Rows =
___

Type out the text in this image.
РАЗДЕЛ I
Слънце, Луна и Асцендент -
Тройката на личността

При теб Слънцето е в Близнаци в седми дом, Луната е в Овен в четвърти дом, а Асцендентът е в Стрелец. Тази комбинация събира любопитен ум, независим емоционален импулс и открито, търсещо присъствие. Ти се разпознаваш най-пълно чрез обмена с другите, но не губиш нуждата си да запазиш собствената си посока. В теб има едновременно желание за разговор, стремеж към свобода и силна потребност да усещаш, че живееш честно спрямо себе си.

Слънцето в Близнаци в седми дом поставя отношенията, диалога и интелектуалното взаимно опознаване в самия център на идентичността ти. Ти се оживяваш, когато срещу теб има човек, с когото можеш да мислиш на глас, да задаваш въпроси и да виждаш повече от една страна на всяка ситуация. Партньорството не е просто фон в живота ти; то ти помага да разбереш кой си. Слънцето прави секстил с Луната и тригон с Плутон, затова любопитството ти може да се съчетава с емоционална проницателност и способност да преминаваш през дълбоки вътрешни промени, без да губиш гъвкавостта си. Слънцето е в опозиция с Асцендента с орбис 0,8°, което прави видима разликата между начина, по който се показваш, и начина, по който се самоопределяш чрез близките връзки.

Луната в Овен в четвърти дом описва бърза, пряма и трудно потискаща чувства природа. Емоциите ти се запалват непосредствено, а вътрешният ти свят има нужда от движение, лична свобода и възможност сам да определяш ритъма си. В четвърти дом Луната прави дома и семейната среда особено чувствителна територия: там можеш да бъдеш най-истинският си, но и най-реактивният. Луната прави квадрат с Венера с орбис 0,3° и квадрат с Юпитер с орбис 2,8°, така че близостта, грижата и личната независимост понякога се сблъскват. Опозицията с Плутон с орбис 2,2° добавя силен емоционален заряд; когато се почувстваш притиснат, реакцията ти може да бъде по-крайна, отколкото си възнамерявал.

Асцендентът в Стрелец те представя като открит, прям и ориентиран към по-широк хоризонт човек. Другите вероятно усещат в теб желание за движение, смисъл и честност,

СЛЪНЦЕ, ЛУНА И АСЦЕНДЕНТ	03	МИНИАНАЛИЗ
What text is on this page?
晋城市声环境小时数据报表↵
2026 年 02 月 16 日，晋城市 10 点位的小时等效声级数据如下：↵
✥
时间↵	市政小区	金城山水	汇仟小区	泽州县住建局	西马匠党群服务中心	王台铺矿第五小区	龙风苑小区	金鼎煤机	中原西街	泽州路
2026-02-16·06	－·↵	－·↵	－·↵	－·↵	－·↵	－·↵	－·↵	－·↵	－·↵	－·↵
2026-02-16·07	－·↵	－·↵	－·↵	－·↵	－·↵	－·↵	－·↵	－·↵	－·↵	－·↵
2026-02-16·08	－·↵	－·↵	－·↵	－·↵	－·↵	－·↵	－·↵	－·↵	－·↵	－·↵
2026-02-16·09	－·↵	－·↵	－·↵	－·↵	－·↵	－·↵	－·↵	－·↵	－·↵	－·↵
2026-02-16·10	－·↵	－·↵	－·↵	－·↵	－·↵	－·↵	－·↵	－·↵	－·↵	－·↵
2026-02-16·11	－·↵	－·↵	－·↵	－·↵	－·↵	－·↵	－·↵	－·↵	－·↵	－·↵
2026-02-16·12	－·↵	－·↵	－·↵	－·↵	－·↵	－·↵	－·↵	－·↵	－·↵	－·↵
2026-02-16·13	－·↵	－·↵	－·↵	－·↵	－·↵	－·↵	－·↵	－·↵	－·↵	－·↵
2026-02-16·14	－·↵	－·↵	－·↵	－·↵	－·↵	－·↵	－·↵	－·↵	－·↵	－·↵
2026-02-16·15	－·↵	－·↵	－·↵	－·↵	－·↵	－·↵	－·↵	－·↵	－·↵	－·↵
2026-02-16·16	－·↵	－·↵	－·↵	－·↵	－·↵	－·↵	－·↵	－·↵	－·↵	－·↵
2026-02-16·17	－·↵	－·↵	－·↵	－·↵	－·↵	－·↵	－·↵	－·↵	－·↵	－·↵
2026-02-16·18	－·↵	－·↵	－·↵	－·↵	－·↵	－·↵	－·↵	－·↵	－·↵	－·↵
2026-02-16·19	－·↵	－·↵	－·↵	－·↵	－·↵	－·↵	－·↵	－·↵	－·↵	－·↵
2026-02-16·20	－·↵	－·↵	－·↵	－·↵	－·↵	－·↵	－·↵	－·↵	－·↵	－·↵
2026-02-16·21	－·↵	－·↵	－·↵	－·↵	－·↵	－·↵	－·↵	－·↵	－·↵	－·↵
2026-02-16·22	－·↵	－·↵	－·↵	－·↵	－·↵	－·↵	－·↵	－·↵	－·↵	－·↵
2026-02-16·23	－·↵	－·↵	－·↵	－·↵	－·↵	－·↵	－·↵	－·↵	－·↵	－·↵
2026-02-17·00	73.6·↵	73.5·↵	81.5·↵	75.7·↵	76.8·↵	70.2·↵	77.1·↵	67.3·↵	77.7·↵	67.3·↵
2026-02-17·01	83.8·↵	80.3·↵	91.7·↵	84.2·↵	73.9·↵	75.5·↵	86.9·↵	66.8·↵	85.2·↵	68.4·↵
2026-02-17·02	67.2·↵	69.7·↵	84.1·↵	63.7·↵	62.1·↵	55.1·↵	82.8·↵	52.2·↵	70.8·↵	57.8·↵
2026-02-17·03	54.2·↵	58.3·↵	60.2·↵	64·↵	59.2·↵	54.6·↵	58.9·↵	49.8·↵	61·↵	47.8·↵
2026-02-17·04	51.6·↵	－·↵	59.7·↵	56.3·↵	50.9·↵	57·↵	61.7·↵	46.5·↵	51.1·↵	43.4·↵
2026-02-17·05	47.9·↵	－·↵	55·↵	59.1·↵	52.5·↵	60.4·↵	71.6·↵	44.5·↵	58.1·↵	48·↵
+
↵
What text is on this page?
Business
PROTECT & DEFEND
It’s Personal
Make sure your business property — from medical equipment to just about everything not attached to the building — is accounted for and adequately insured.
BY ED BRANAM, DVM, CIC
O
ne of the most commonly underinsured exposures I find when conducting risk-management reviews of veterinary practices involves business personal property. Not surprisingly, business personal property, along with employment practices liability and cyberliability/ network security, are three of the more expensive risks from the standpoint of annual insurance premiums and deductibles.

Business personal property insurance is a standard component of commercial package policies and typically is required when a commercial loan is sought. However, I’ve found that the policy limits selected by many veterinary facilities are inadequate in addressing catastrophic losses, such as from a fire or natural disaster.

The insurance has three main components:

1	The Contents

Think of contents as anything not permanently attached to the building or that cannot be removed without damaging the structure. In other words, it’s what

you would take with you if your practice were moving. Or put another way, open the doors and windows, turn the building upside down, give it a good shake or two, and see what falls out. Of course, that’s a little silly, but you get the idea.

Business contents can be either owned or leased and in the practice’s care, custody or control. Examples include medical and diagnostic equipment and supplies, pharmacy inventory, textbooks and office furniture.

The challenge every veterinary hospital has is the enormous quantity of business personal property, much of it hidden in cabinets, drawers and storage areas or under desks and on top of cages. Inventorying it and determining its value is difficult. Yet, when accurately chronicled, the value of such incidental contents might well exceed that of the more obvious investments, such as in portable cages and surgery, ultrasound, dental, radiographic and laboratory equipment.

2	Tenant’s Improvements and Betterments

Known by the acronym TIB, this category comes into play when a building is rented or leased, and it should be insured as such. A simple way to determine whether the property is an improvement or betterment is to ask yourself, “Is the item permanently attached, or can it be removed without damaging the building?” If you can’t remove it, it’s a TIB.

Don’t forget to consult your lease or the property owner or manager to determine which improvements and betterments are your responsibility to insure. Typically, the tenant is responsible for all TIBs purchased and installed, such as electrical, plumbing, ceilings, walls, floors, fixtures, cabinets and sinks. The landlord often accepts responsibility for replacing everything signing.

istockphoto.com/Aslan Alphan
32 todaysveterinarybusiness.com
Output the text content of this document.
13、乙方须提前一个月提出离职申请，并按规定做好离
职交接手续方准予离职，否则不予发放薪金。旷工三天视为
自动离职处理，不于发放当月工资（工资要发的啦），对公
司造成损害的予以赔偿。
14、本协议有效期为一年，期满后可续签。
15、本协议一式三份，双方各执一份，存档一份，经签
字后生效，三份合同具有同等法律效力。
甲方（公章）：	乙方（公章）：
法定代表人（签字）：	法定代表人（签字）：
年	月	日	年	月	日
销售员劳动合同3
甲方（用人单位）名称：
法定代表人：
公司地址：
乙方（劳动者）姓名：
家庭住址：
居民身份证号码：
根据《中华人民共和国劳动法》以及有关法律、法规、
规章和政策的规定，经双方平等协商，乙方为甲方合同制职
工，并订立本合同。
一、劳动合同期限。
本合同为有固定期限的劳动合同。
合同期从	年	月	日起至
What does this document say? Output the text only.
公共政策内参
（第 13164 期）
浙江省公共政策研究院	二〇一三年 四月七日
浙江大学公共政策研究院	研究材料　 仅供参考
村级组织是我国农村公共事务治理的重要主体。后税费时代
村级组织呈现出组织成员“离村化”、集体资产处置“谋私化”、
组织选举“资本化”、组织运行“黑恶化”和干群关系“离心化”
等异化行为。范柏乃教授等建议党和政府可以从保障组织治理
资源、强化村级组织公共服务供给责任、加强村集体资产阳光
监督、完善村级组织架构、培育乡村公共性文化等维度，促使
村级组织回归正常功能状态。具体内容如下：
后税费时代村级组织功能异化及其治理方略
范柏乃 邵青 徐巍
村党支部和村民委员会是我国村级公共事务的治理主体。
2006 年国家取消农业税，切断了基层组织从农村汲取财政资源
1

___

The task = Select all lines with the word "medical" from the entries above.

Solution below =
Make sure your business property — from medical equipment to just about everything not attached to the building — is accounted for and adequately insured.
Business contents can be either owned or leased and in the practice’s care, custody or control. Examples include medical and diagnostic equipment and supplies, pharmacy inventory, textbooks and office furniture.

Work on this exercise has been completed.